### WHAT TO PRODUCE
Gather each line of the entries below that includes "equivalents".
▬▬▬▬▬▬
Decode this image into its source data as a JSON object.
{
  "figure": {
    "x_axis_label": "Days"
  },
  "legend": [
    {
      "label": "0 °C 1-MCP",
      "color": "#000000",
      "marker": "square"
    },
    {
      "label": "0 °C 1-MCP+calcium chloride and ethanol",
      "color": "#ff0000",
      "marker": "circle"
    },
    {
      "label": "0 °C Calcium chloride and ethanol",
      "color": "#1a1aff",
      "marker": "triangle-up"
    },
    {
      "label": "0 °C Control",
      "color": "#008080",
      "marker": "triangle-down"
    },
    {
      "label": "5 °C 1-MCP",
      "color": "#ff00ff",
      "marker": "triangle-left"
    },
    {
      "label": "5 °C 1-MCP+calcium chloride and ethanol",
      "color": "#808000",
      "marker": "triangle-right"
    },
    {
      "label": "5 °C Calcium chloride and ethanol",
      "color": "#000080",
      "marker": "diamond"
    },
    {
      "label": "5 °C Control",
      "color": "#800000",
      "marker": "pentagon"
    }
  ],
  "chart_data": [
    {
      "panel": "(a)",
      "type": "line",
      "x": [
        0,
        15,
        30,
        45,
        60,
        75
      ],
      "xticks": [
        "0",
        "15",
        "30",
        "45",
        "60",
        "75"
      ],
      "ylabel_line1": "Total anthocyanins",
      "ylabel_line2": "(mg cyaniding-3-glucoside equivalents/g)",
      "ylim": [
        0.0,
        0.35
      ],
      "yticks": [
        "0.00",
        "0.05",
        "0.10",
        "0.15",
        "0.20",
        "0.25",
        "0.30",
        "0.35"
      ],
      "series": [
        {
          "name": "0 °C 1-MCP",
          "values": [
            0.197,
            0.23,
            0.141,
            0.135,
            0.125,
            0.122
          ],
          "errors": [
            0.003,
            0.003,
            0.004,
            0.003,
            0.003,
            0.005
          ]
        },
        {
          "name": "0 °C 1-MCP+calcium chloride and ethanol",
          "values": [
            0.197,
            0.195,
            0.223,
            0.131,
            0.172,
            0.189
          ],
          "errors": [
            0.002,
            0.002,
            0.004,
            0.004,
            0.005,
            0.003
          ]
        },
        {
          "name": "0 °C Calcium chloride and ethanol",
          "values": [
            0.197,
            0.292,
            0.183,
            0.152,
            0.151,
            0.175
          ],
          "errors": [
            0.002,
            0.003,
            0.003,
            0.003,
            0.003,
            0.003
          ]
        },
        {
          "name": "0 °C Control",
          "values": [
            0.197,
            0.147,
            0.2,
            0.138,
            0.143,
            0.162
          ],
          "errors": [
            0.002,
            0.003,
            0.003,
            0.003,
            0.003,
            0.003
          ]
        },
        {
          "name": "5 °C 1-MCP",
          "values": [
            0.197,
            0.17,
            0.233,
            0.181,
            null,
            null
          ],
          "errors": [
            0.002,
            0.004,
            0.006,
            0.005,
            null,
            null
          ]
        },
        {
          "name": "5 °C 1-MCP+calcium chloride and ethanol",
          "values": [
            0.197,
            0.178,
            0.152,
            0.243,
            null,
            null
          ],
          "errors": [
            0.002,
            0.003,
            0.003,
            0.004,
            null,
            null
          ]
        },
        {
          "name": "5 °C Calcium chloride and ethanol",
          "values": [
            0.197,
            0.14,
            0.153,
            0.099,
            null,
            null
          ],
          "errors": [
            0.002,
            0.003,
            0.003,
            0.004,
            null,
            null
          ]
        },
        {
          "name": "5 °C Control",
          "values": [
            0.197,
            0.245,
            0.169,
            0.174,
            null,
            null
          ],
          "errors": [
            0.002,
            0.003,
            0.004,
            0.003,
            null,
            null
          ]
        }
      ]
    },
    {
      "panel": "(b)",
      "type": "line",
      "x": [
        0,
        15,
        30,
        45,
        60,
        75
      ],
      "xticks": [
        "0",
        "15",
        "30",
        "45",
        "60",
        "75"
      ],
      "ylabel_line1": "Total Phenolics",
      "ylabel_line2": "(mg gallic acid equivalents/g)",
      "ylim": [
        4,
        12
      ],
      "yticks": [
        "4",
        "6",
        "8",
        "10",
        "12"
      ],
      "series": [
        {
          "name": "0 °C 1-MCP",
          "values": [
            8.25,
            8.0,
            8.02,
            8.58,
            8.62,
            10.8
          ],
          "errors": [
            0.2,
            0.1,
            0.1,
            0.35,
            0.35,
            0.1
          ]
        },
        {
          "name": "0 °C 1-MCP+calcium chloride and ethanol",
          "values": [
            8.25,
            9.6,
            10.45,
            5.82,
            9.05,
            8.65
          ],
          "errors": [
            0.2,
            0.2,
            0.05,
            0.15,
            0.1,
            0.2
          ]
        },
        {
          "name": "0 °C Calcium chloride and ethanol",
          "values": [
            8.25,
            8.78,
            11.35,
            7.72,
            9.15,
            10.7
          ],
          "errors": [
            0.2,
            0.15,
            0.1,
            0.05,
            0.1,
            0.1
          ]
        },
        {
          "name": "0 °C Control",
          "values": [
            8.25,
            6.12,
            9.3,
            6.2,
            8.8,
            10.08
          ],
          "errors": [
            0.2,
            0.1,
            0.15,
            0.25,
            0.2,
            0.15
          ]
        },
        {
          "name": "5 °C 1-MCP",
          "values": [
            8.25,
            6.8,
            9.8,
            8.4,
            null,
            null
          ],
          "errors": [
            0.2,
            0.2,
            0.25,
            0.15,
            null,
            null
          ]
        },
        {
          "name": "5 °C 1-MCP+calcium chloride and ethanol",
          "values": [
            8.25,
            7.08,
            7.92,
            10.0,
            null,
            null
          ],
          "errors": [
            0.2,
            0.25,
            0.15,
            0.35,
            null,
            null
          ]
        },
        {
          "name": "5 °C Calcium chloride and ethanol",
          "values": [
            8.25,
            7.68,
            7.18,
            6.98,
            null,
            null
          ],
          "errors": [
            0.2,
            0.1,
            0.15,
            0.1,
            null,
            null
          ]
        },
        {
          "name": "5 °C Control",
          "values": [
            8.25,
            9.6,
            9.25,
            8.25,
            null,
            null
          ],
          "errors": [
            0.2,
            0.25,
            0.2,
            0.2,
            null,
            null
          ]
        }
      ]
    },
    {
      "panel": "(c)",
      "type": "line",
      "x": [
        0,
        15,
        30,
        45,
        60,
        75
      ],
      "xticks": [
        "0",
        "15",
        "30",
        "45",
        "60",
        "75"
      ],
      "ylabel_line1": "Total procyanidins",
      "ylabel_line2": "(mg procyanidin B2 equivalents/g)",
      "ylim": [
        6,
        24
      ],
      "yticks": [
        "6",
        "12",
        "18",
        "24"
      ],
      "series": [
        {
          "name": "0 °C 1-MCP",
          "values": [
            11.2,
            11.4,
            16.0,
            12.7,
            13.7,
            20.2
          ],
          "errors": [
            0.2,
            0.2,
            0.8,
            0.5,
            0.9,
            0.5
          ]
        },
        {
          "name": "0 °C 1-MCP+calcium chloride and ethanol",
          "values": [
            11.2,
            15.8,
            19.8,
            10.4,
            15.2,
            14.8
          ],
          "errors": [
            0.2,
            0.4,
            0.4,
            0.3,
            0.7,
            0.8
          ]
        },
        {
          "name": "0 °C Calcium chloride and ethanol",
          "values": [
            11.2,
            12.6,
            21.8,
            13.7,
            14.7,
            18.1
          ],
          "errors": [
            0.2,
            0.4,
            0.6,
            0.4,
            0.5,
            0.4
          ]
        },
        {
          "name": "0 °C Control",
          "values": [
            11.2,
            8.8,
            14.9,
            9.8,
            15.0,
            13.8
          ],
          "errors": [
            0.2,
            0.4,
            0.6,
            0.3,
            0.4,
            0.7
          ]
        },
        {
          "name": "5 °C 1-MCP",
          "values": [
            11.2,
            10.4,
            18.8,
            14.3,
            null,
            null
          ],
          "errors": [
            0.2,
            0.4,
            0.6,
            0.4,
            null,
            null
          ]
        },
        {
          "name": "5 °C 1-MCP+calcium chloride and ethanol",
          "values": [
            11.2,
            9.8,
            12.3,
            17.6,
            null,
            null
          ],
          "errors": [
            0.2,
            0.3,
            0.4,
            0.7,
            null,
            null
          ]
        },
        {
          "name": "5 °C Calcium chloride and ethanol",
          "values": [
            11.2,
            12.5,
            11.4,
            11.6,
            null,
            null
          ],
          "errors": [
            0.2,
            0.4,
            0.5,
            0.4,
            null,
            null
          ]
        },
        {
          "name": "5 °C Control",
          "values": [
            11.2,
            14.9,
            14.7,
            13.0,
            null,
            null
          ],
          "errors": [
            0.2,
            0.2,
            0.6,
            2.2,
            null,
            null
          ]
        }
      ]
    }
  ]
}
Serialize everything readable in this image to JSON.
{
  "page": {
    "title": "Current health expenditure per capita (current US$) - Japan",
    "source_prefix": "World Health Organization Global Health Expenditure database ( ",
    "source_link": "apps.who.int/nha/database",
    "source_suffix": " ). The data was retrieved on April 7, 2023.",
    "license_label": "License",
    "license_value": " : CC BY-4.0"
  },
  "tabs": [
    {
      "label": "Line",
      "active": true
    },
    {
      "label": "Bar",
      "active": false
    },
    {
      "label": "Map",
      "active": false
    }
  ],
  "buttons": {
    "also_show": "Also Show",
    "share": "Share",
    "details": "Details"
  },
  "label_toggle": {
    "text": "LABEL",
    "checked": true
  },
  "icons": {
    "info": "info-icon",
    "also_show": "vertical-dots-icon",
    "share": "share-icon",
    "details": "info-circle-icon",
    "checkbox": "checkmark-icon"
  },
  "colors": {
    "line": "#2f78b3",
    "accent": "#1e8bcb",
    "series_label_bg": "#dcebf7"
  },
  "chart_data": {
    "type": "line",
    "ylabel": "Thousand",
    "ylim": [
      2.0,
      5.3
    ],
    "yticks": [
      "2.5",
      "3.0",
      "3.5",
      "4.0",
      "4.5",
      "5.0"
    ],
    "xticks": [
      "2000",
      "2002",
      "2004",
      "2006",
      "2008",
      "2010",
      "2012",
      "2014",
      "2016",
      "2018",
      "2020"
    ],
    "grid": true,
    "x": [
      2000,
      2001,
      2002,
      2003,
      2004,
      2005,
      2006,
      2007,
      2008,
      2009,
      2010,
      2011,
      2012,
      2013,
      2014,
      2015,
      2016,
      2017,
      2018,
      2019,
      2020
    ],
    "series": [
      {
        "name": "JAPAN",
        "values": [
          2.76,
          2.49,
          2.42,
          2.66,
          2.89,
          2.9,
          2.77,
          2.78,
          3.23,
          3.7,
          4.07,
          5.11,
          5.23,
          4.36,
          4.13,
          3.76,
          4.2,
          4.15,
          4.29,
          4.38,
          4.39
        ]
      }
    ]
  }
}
▬▬▬▬▬▬
### FINAL RESULT
      "ylabel_line2": "(mg cyaniding-3-glucoside equivalents/g)",
      "ylabel_line2": "(mg gallic acid equivalents/g)",
      "ylabel_line2": "(mg procyanidin B2 equivalents/g)",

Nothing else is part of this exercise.